*Requirement 1*
From the entries, output every line from the line with "sidebar-item[interactable]: Videos bbox=[17, 282, 211, 306]" to the line with "minimize-icon bbox=[609, 34, 619, 36]", both included, as a JSON list of strings with one string per line and blank lines omitted.

::: Source passage :::

Tuesday, April 2, 2013

What goes here?

I look forward to learning with you.

The day before a teaching observation I send out an email confirming that I have the correct details and reminding the teacher that I will need an action plan beforehand to focus my attention. I try to end each of these emails with the statement provided at the beginning of this post. It serves as a reminder that the observation will be a learning opportunity for both of us and not just a dog-and-pony show.

Sometimes, I take for granted my role as a learner in these experiences. I was reminded of this during a recent observation. The teacher wanted me to focus on whether or not she was providing adequate support to students as they were learning how to multiply and factor polynomials. This was in an eighth-grade class and they were halfway through the unit - just wrapping up multiplication of polynomials.

The lesson went well and the students were engaged in what Fisher and Frey call Collaborative work. This entailed a few items that provided students practice multiplying polynomials and a worksheet called Polynomial Puzzler that the teacher had modified from a lesson found on Illuminations. The teacher went over the instructions,
Fill in the empty spaces to complete the puzzle. In any row, the two left spaces should multiply to equal the right-hand space. In any column, the two top spaces should multiply to equal the bottom space,
 and demonstrated using the first puzzle.

:::

*Requirement 2*
Write the next part of the post about the classroom observation.

::: The data :::

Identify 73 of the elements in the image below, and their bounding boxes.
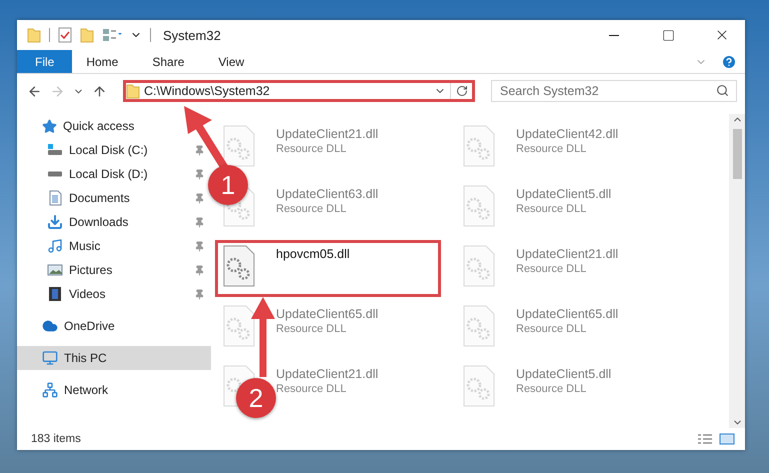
sidebar-item[interactable]: Videos bbox=[17, 282, 211, 306]
sidebar-item[interactable]: Local Disk (C:) bbox=[17, 138, 211, 162]
file-name: UpdateClient5.dll bbox=[516, 367, 612, 381]
drive-icon bbox=[47, 144, 63, 156]
network-icon bbox=[42, 382, 58, 398]
file-type: Resource DLL bbox=[516, 143, 588, 155]
cloud-icon bbox=[42, 318, 58, 334]
gear-file-icon bbox=[462, 305, 496, 347]
gear-file-icon bbox=[462, 365, 496, 407]
file-name: UpdateClient21.dll bbox=[276, 367, 378, 381]
gear-file-icon bbox=[222, 125, 256, 167]
window-title: System32 bbox=[163, 28, 222, 42]
refresh-icon bbox=[456, 85, 468, 97]
folder-icon bbox=[126, 83, 140, 99]
minimize-icon bbox=[609, 34, 619, 36]
download-icon bbox=[47, 214, 63, 230]
file-menu-button[interactable]: File bbox=[17, 50, 72, 73]
sidebar-item[interactable]: Network bbox=[17, 378, 211, 402]
file-name: hpovcm05.dll bbox=[276, 247, 350, 261]
music-note-icon bbox=[47, 238, 63, 254]
file-type: Resource DLL bbox=[516, 203, 588, 215]
file-name: UpdateClient21.dll bbox=[516, 247, 618, 261]
file-type: Resource DLL bbox=[516, 383, 588, 395]
file-type: Resource DLL bbox=[276, 203, 348, 215]
gear-file-icon bbox=[222, 305, 256, 347]
scrollbar[interactable] bbox=[729, 114, 745, 428]
sidebar-item[interactable]: Documents bbox=[17, 186, 211, 210]
sidebar-item[interactable]: OneDrive bbox=[17, 314, 211, 338]
maximize-icon bbox=[662, 28, 674, 42]
sidebar-item[interactable]: Quick access bbox=[17, 114, 211, 138]
gear-file-icon bbox=[462, 125, 496, 167]
file-type: Resource DLL bbox=[516, 263, 588, 275]
star-icon bbox=[42, 118, 57, 134]
file-name: UpdateClient63.dll bbox=[276, 187, 378, 201]
file-type: Resource DLL bbox=[276, 323, 348, 335]
sidebar-item[interactable]: This PC bbox=[17, 346, 211, 370]
folder-icon bbox=[27, 27, 41, 43]
file-name: UpdateClient42.dll bbox=[516, 127, 618, 141]
new-folder-icon bbox=[80, 27, 94, 43]
back-button[interactable] bbox=[27, 84, 42, 98]
forward-arrow-icon bbox=[50, 84, 65, 98]
gear-file-icon bbox=[462, 185, 496, 227]
tiles-view-icon[interactable] bbox=[719, 433, 735, 445]
sidebar-item[interactable]: Pictures bbox=[17, 258, 211, 282]
sidebar-item[interactable]: Local Disk (D:) bbox=[17, 162, 211, 186]
file-name: UpdateClient65.dll bbox=[276, 307, 378, 321]
file-name: UpdateClient65.dll bbox=[516, 307, 618, 321]
file-type: Resource DLL bbox=[276, 143, 348, 155]
sidebar-item[interactable]: Music bbox=[17, 234, 211, 258]
layout-icon bbox=[102, 28, 122, 42]
file-item[interactable]: hpovcm05.dll bbox=[215, 240, 441, 297]
help-icon[interactable] bbox=[721, 54, 737, 70]
address-path: C:\Windows\System32 bbox=[144, 84, 271, 98]
file-type: Resource DLL bbox=[516, 323, 588, 335]
details-view-icon[interactable] bbox=[697, 433, 713, 445]
drive-icon bbox=[47, 171, 63, 177]
address-bar[interactable]: C:\Windows\System32 bbox=[123, 80, 475, 102]
file-type: Resource DLL bbox=[276, 383, 348, 395]
sidebar-item[interactable]: Downloads bbox=[17, 210, 211, 234]
document-icon bbox=[47, 190, 63, 206]
properties-icon bbox=[58, 27, 72, 43]
gear-file-icon bbox=[462, 245, 496, 287]
monitor-icon bbox=[42, 350, 58, 366]
search-icon bbox=[716, 84, 729, 97]
file-name: UpdateClient5.dll bbox=[516, 187, 612, 201]
file-name: UpdateClient21.dll bbox=[276, 127, 378, 141]
item-count: 183 items bbox=[31, 433, 82, 445]
film-icon bbox=[47, 286, 63, 302]
picture-icon bbox=[47, 262, 63, 278]
gear-file-icon bbox=[222, 245, 256, 287]
up-button[interactable] bbox=[92, 84, 107, 98]
search-field[interactable]: Search System32 bbox=[491, 80, 737, 102]
scroll-thumb[interactable] bbox=[732, 129, 742, 179]
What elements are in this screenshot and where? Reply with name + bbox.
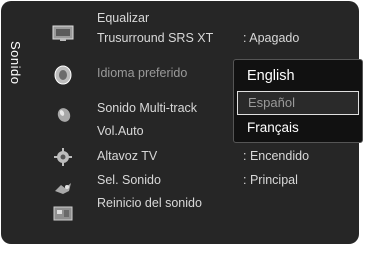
sound-icon[interactable] xyxy=(51,64,75,85)
setup-icon[interactable] xyxy=(51,147,75,167)
menu-item-value: : Encendido xyxy=(243,149,310,163)
menu-item-label: Idioma preferido xyxy=(97,66,188,80)
category-icon-column xyxy=(45,1,81,244)
menu-item-sel-sonido[interactable]: Sel. Sonido : Principal xyxy=(97,171,359,189)
channel-icon[interactable] xyxy=(51,104,75,124)
language-dropdown: English Español Français xyxy=(233,59,363,143)
menu-item-label: Reinicio del sonido xyxy=(97,196,202,210)
menu-item-value: : Principal xyxy=(243,173,298,187)
language-option-english[interactable]: English xyxy=(237,64,359,88)
screen: Sonido Equalizar Trusurround SRS XT: Ap… xyxy=(0,0,371,273)
language-option-espanol[interactable]: Español xyxy=(237,91,359,115)
menu-item-label: Sel. Sonido xyxy=(97,173,161,187)
menu-item-label: Trusurround SRS XT xyxy=(97,31,214,45)
picture-icon[interactable] xyxy=(51,23,75,43)
input-icon[interactable] xyxy=(51,179,75,199)
menu-item-trusurround[interactable]: Trusurround SRS XT : Apagado xyxy=(97,29,359,47)
language-option-francais[interactable]: Français xyxy=(237,116,359,140)
menu-item-label: Equalizar xyxy=(97,11,150,25)
menu-item-reinicio-del-sonido[interactable]: Reinicio del sonido xyxy=(97,194,359,212)
menu-item-label: Vol.Auto xyxy=(97,124,144,138)
menu-item-label: Sonido Multi-track xyxy=(97,101,198,115)
category-label: Sonido xyxy=(8,41,23,85)
application-icon[interactable] xyxy=(51,204,75,224)
menu-item-value: : Apagado xyxy=(243,31,300,45)
menu-item-equalizar[interactable]: Equalizar xyxy=(97,9,359,27)
menu-item-altavoz-tv[interactable]: Altavoz TV : Encendido xyxy=(97,147,359,165)
menu-item-label: Altavoz TV xyxy=(97,149,158,163)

:::

*Exercise answer 1*
[
  "sidebar-item[interactable]: Videos bbox=[17, 282, 211, 306]",
  "sidebar-item[interactable]: Local Disk (C:) bbox=[17, 138, 211, 162]",
  "file-name: UpdateClient5.dll bbox=[516, 367, 612, 381]",
  "drive-icon bbox=[47, 144, 63, 156]",
  "network-icon bbox=[42, 382, 58, 398]",
  "file-type: Resource DLL bbox=[516, 143, 588, 155]",
  "cloud-icon bbox=[42, 318, 58, 334]",
  "gear-file-icon bbox=[462, 305, 496, 347]",
  "gear-file-icon bbox=[462, 365, 496, 407]",
  "file-name: UpdateClient21.dll bbox=[276, 367, 378, 381]",
  "gear-file-icon bbox=[222, 125, 256, 167]",
  "window-title: System32 bbox=[163, 28, 222, 42]",
  "refresh-icon bbox=[456, 85, 468, 97]",
  "folder-icon bbox=[126, 83, 140, 99]",
  "minimize-icon bbox=[609, 34, 619, 36]"
]

*Exercise answer 2*
As I looked through the entire worksheet, however, I identified an area I thought would give the students trouble; there were places where the four entries in the upper left were missing entries. This meant the students would need to factor some polynomials in order to complete the puzzle. The teacher had not provided the necessary support for student success. I made a note to talk about this during the debriefing.

Sure enough, after students had completed the first puzzle and multiplied what they could in the second puzzle, many started to ask, "What goes here?"

The teacher responded with something like, "That's a great question. I guess I didn't give you enough support." She pointed to the upper right corner and said, "We want to find out what goes here. In other words, what times this {pointing at (-15x+3)} will equal this {pointing to the lower right corner}? Okay?"

I thought to myself, "No. Not okay. They need to know how to factor." But the students seemed satisfied and went on about their work. And the surprising thing was that they were okay. In fact, they were better than okay. They were amazing.

The students at the table nearest me began looking back at the work they had already done and sharing what they noticed. "Look. -4x+10 divided by 2 is this one {pointing at -2x+5}," one of the girls exclaimed with more enthusiasm than I usually see in math class. The group then began talking about dividing the polynomials to find the missing entries. Sometimes they tried using guess-and-check to identify what was missing. The main point for me was that they did not just give up.

They seemed to be embracing the struggle that so many students in math class are determined to avoid. And they weren't alone. I heard several ahas from students seated in different groups around the classroom. I do not know why this class acted so differently than others I have seen. The cooperating teacher is a former GVSU graduate, so I would like to think that the learning environment had something to do with it. Or maybe it was the fact that it was a puzzle and not homeWORK.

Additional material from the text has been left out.